**EXERCISE GOAL:** Don't copy the pictures; return every other part of the records exactly.

Records about charts and figures
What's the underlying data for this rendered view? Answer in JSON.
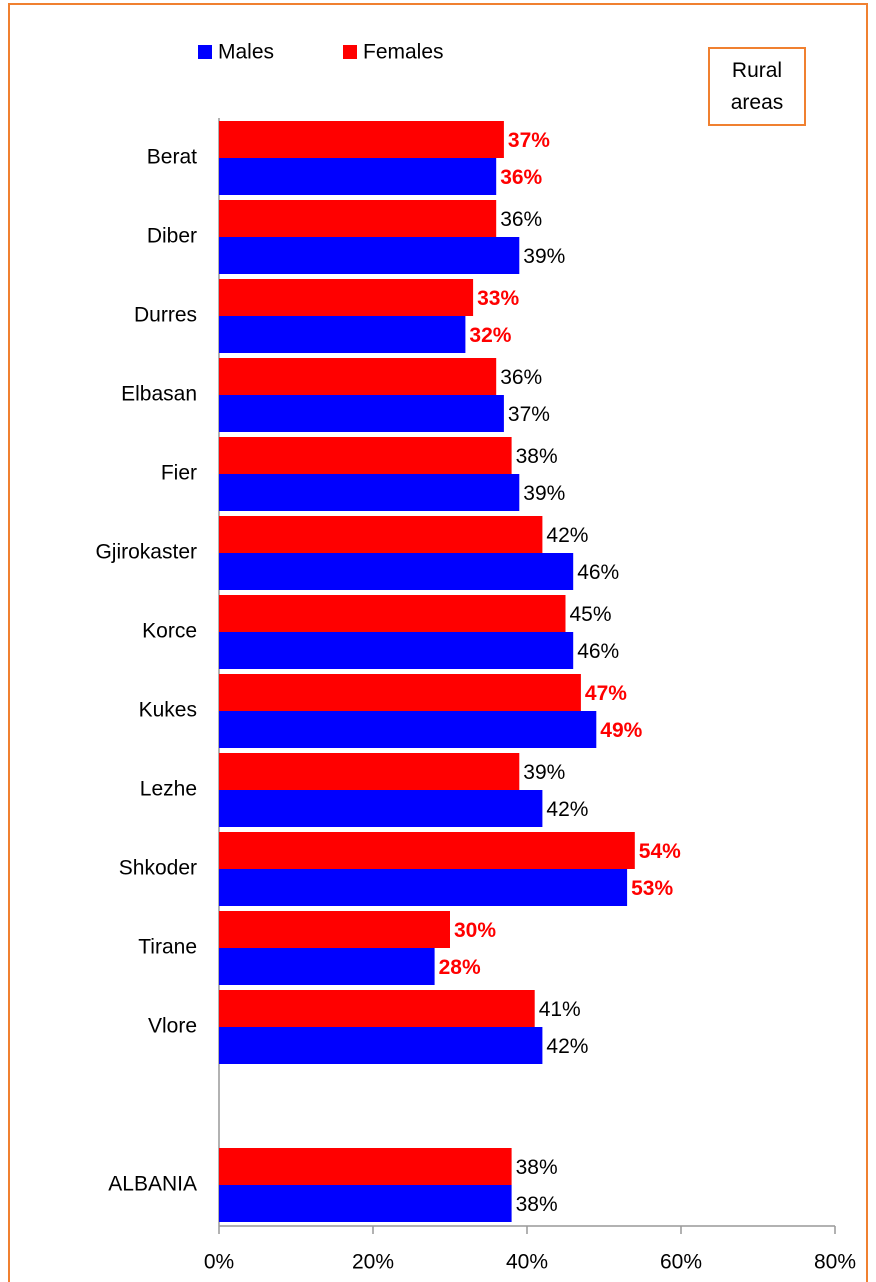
{
  "chart_data": {
    "type": "hbar",
    "annotation": "Rural areas",
    "categories": [
      "Berat",
      "Diber",
      "Durres",
      "Elbasan",
      "Fier",
      "Gjirokaster",
      "Korce",
      "Kukes",
      "Lezhe",
      "Shkoder",
      "Tirane",
      "Vlore",
      null,
      "ALBANIA"
    ],
    "series": [
      {
        "name": "Males",
        "color": "#0000ff",
        "values": [
          36,
          39,
          32,
          37,
          39,
          46,
          46,
          49,
          42,
          53,
          28,
          42,
          null,
          38
        ],
        "value_labels": [
          "36%",
          "39%",
          "32%",
          "37%",
          "39%",
          "46%",
          "46%",
          "49%",
          "42%",
          "53%",
          "28%",
          "42%",
          null,
          "38%"
        ],
        "value_label_colors": [
          "#ff0000",
          "#000000",
          "#ff0000",
          "#000000",
          "#000000",
          "#000000",
          "#000000",
          "#ff0000",
          "#000000",
          "#ff0000",
          "#ff0000",
          "#000000",
          null,
          "#000000"
        ]
      },
      {
        "name": "Females",
        "color": "#ff0000",
        "values": [
          37,
          36,
          33,
          36,
          38,
          42,
          45,
          47,
          39,
          54,
          30,
          41,
          null,
          38
        ],
        "value_labels": [
          "37%",
          "36%",
          "33%",
          "36%",
          "38%",
          "42%",
          "45%",
          "47%",
          "39%",
          "54%",
          "30%",
          "41%",
          null,
          "38%"
        ],
        "value_label_colors": [
          "#ff0000",
          "#000000",
          "#ff0000",
          "#000000",
          "#000000",
          "#000000",
          "#000000",
          "#ff0000",
          "#000000",
          "#ff0000",
          "#ff0000",
          "#000000",
          null,
          "#000000"
        ]
      }
    ],
    "xlim": [
      0,
      80
    ],
    "xticks": [
      {
        "value": 0,
        "label": "0%"
      },
      {
        "value": 20,
        "label": "20%"
      },
      {
        "value": 40,
        "label": "40%"
      },
      {
        "value": 60,
        "label": "60%"
      },
      {
        "value": 80,
        "label": "80%"
      }
    ],
    "grid": false,
    "legend": "top"
  }
}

**RESPONSE FOR THIS EXERCISE:**
What's the underlying data for this rendered view? Answer in JSON.
{
  "chart_data": {
    "type": "hbar",
    "annotation": "Rural areas",
    "categories": [
      "Berat",
      "Diber",
      "Durres",
      "Elbasan",
      "Fier",
      "Gjirokaster",
      "Korce",
      "Kukes",
      "Lezhe",
      "Shkoder",
      "Tirane",
      "Vlore",
      null,
      "ALBANIA"
    ],
    "series": [
      {
        "name": "Males",
        "color": "#0000ff",
        "values": [
          36,
          39,
          32,
          37,
          39,
          46,
          46,
          49,
          42,
          53,
          28,
          42,
          null,
          38
        ],
        "value_labels": [
          "36%",
          "39%",
          "32%",
          "37%",
          "39%",
          "46%",
          "46%",
          "49%",
          "42%",
          "53%",
          "28%",
          "42%",
          null,
          "38%"
        ],
        "value_label_colors": [
          "#ff0000",
          "#000000",
          "#ff0000",
          "#000000",
          "#000000",
          "#000000",
          "#000000",
          "#ff0000",
          "#000000",
          "#ff0000",
          "#ff0000",
          "#000000",
          null,
          "#000000"
        ]
      },
      {
        "name": "Females",
        "color": "#ff0000",
        "values": [
          37,
          36,
          33,
          36,
          38,
          42,
          45,
          47,
          39,
          54,
          30,
          41,
          null,
          38
        ],
        "value_labels": [
          "37%",
          "36%",
          "33%",
          "36%",
          "38%",
          "42%",
          "45%",
          "47%",
          "39%",
          "54%",
          "30%",
          "41%",
          null,
          "38%"
        ],
        "value_label_colors": [
          "#ff0000",
          "#000000",
          "#ff0000",
          "#000000",
          "#000000",
          "#000000",
          "#000000",
          "#ff0000",
          "#000000",
          "#ff0000",
          "#ff0000",
          "#000000",
          null,
          "#000000"
        ]
      }
    ],
    "xlim": [
      0,
      80
    ],
    "xticks": [
      {
        "value": 0,
        "label": "0%"
      },
      {
        "value": 20,
        "label": "20%"
      },
      {
        "value": 40,
        "label": "40%"
      },
      {
        "value": 60,
        "label": "60%"
      },
      {
        "value": 80,
        "label": "80%"
      }
    ],
    "grid": false,
    "legend": "top"
  }
}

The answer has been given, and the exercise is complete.